#### [TASK GOAL]
Repeat the data word for word. Do not include the pictures.

#### [MATERIAL PROVIDED]
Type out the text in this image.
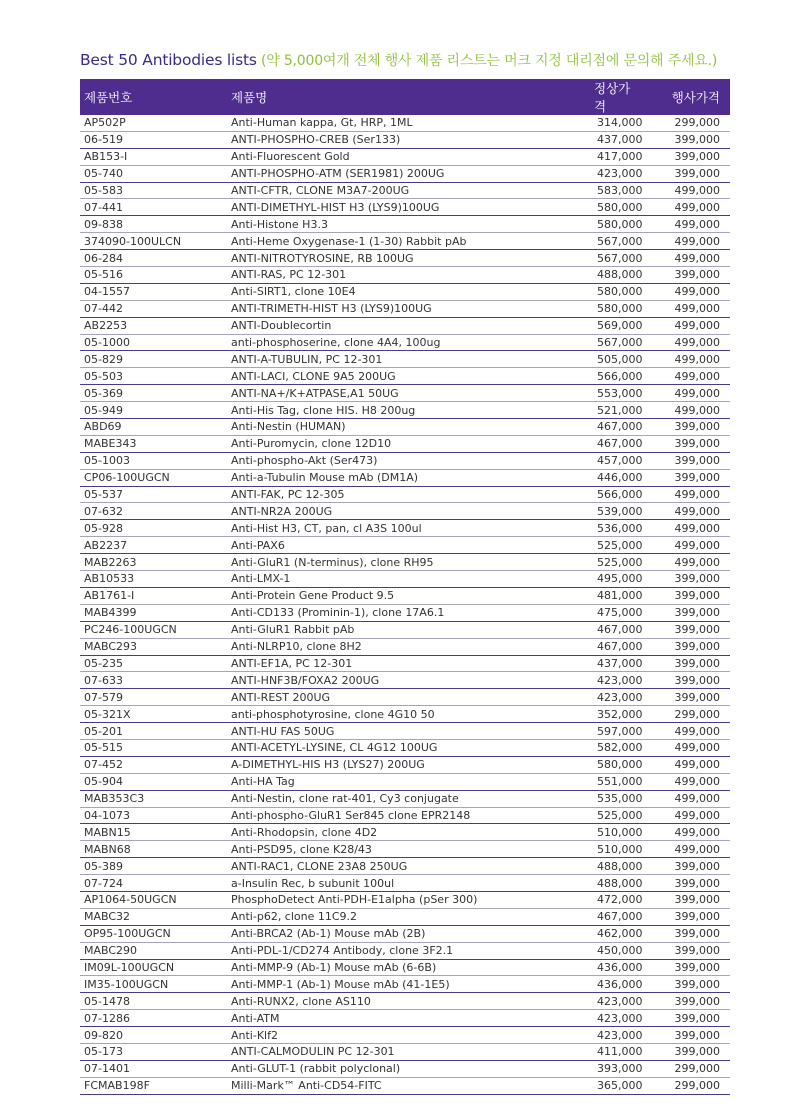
Best 50 Antibodies lists (약 5,000여개 전체 행사 제품 리스트는 머크 지정 대리점에 문의해 주세요.)
제품번호	제품명	정상가격	행사가격
AP502P	Anti-Human kappa, Gt, HRP, 1ML	314,000	299,000
06-519	ANTI-PHOSPHO-CREB (Ser133)	437,000	399,000
AB153-I	Anti-Fluorescent Gold	417,000	399,000
05-740	ANTI-PHOSPHO-ATM (SER1981) 200UG	423,000	399,000
05-583	ANTI-CFTR, CLONE M3A7-200UG	583,000	499,000
07-441	ANTI-DIMETHYL-HIST H3 (LYS9)100UG	580,000	499,000
09-838	Anti-Histone H3.3	580,000	499,000
374090-100ULCN	Anti-Heme Oxygenase-1 (1-30) Rabbit pAb	567,000	499,000
06-284	ANTI-NITROTYROSINE, RB 100UG	567,000	499,000
05-516	ANTI-RAS, PC 12-301	488,000	399,000
04-1557	Anti-SIRT1, clone 10E4	580,000	499,000
07-442	ANTI-TRIMETH-HIST H3 (LYS9)100UG	580,000	499,000
AB2253	ANTI-Doublecortin	569,000	499,000
05-1000	anti-phosphoserine, clone 4A4, 100ug	567,000	499,000
05-829	ANTI-A-TUBULIN, PC 12-301	505,000	499,000
05-503	ANTI-LACI, CLONE 9A5 200UG	566,000	499,000
05-369	ANTI-NA+/K+ATPASE,A1 50UG	553,000	499,000
05-949	Anti-His Tag, clone HIS. H8 200ug	521,000	499,000
ABD69	Anti-Nestin (HUMAN)	467,000	399,000
MABE343	Anti-Puromycin, clone 12D10	467,000	399,000
05-1003	Anti-phospho-Akt (Ser473)	457,000	399,000
CP06-100UGCN	Anti-a-Tubulin Mouse mAb (DM1A)	446,000	399,000
05-537	ANTI-FAK, PC 12-305	566,000	499,000
07-632	ANTI-NR2A 200UG	539,000	499,000
05-928	Anti-Hist H3, CT, pan, cl A3S 100ul	536,000	499,000
AB2237	Anti-PAX6	525,000	499,000
MAB2263	Anti-GluR1 (N-terminus), clone RH95	525,000	499,000
AB10533	Anti-LMX-1	495,000	399,000
AB1761-I	Anti-Protein Gene Product 9.5	481,000	399,000
MAB4399	Anti-CD133 (Prominin-1), clone 17A6.1	475,000	399,000
PC246-100UGCN	Anti-GluR1 Rabbit pAb	467,000	399,000
MABC293	Anti-NLRP10, clone 8H2	467,000	399,000
05-235	ANTI-EF1A, PC 12-301	437,000	399,000
07-633	ANTI-HNF3B/FOXA2 200UG	423,000	399,000
07-579	ANTI-REST 200UG	423,000	399,000
05-321X	anti-phosphotyrosine, clone 4G10 50	352,000	299,000
05-201	ANTI-HU FAS 50UG	597,000	499,000
05-515	ANTI-ACETYL-LYSINE, CL 4G12 100UG	582,000	499,000
07-452	A-DIMETHYL-HIS H3 (LYS27) 200UG	580,000	499,000
05-904	Anti-HA Tag	551,000	499,000
MAB353C3	Anti-Nestin, clone rat-401, Cy3 conjugate	535,000	499,000
04-1073	Anti-phospho-GluR1 Ser845 clone EPR2148	525,000	499,000
MABN15	Anti-Rhodopsin, clone 4D2	510,000	499,000
MABN68	Anti-PSD95, clone K28/43	510,000	499,000
05-389	ANTI-RAC1, CLONE 23A8 250UG	488,000	399,000
07-724	a-Insulin Rec, b subunit 100ul	488,000	399,000
AP1064-50UGCN	PhosphoDetect Anti-PDH-E1alpha (pSer 300)	472,000	399,000
MABC32	Anti-p62, clone 11C9.2	467,000	399,000
OP95-100UGCN	Anti-BRCA2 (Ab-1) Mouse mAb (2B)	462,000	399,000
MABC290	Anti-PDL-1/CD274 Antibody, clone 3F2.1	450,000	399,000
IM09L-100UGCN	Anti-MMP-9 (Ab-1) Mouse mAb (6-6B)	436,000	399,000
IM35-100UGCN	Anti-MMP-1 (Ab-1) Mouse mAb (41-1E5)	436,000	399,000
05-1478	Anti-RUNX2, clone AS110	423,000	399,000
07-1286	Anti-ATM	423,000	399,000
09-820	Anti-Klf2	423,000	399,000
05-173	ANTI-CALMODULIN PC 12-301	411,000	399,000
07-1401	Anti-GLUT-1 (rabbit polyclonal)	393,000	299,000
FCMAB198F	Milli-Mark™ Anti-CD54-FITC	365,000	299,000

#### [ANSWER TO THIS PROBLEM]
Type out the text in this image.
Best 50 Antibodies lists (약 5,000여개 전체 행사 제품 리스트는 머크 지정 대리점에 문의해 주세요.)
제품번호	제품명	정상가격	행사가격
AP502P	Anti-Human kappa, Gt, HRP, 1ML	314,000	299,000
06-519	ANTI-PHOSPHO-CREB (Ser133)	437,000	399,000
AB153-I	Anti-Fluorescent Gold	417,000	399,000
05-740	ANTI-PHOSPHO-ATM (SER1981) 200UG	423,000	399,000
05-583	ANTI-CFTR, CLONE M3A7-200UG	583,000	499,000
07-441	ANTI-DIMETHYL-HIST H3 (LYS9)100UG	580,000	499,000
09-838	Anti-Histone H3.3	580,000	499,000
374090-100ULCN	Anti-Heme Oxygenase-1 (1-30) Rabbit pAb	567,000	499,000
06-284	ANTI-NITROTYROSINE, RB 100UG	567,000	499,000
05-516	ANTI-RAS, PC 12-301	488,000	399,000
04-1557	Anti-SIRT1, clone 10E4	580,000	499,000
07-442	ANTI-TRIMETH-HIST H3 (LYS9)100UG	580,000	499,000
AB2253	ANTI-Doublecortin	569,000	499,000
05-1000	anti-phosphoserine, clone 4A4, 100ug	567,000	499,000
05-829	ANTI-A-TUBULIN, PC 12-301	505,000	499,000
05-503	ANTI-LACI, CLONE 9A5 200UG	566,000	499,000
05-369	ANTI-NA+/K+ATPASE,A1 50UG	553,000	499,000
05-949	Anti-His Tag, clone HIS. H8 200ug	521,000	499,000
ABD69	Anti-Nestin (HUMAN)	467,000	399,000
MABE343	Anti-Puromycin, clone 12D10	467,000	399,000
05-1003	Anti-phospho-Akt (Ser473)	457,000	399,000
CP06-100UGCN	Anti-a-Tubulin Mouse mAb (DM1A)	446,000	399,000
05-537	ANTI-FAK, PC 12-305	566,000	499,000
07-632	ANTI-NR2A 200UG	539,000	499,000
05-928	Anti-Hist H3, CT, pan, cl A3S 100ul	536,000	499,000
AB2237	Anti-PAX6	525,000	499,000
MAB2263	Anti-GluR1 (N-terminus), clone RH95	525,000	499,000
AB10533	Anti-LMX-1	495,000	399,000
AB1761-I	Anti-Protein Gene Product 9.5	481,000	399,000
MAB4399	Anti-CD133 (Prominin-1), clone 17A6.1	475,000	399,000
PC246-100UGCN	Anti-GluR1 Rabbit pAb	467,000	399,000
MABC293	Anti-NLRP10, clone 8H2	467,000	399,000
05-235	ANTI-EF1A, PC 12-301	437,000	399,000
07-633	ANTI-HNF3B/FOXA2 200UG	423,000	399,000
07-579	ANTI-REST 200UG	423,000	399,000
05-321X	anti-phosphotyrosine, clone 4G10 50	352,000	299,000
05-201	ANTI-HU FAS 50UG	597,000	499,000
05-515	ANTI-ACETYL-LYSINE, CL 4G12 100UG	582,000	499,000
07-452	A-DIMETHYL-HIS H3 (LYS27) 200UG	580,000	499,000
05-904	Anti-HA Tag	551,000	499,000
MAB353C3	Anti-Nestin, clone rat-401, Cy3 conjugate	535,000	499,000
04-1073	Anti-phospho-GluR1 Ser845 clone EPR2148	525,000	499,000
MABN15	Anti-Rhodopsin, clone 4D2	510,000	499,000
MABN68	Anti-PSD95, clone K28/43	510,000	499,000
05-389	ANTI-RAC1, CLONE 23A8 250UG	488,000	399,000
07-724	a-Insulin Rec, b subunit 100ul	488,000	399,000
AP1064-50UGCN	PhosphoDetect Anti-PDH-E1alpha (pSer 300)	472,000	399,000
MABC32	Anti-p62, clone 11C9.2	467,000	399,000
OP95-100UGCN	Anti-BRCA2 (Ab-1) Mouse mAb (2B)	462,000	399,000
MABC290	Anti-PDL-1/CD274 Antibody, clone 3F2.1	450,000	399,000
IM09L-100UGCN	Anti-MMP-9 (Ab-1) Mouse mAb (6-6B)	436,000	399,000
IM35-100UGCN	Anti-MMP-1 (Ab-1) Mouse mAb (41-1E5)	436,000	399,000
05-1478	Anti-RUNX2, clone AS110	423,000	399,000
07-1286	Anti-ATM	423,000	399,000
09-820	Anti-Klf2	423,000	399,000
05-173	ANTI-CALMODULIN PC 12-301	411,000	399,000
07-1401	Anti-GLUT-1 (rabbit polyclonal)	393,000	299,000
FCMAB198F	Milli-Mark™ Anti-CD54-FITC	365,000	299,000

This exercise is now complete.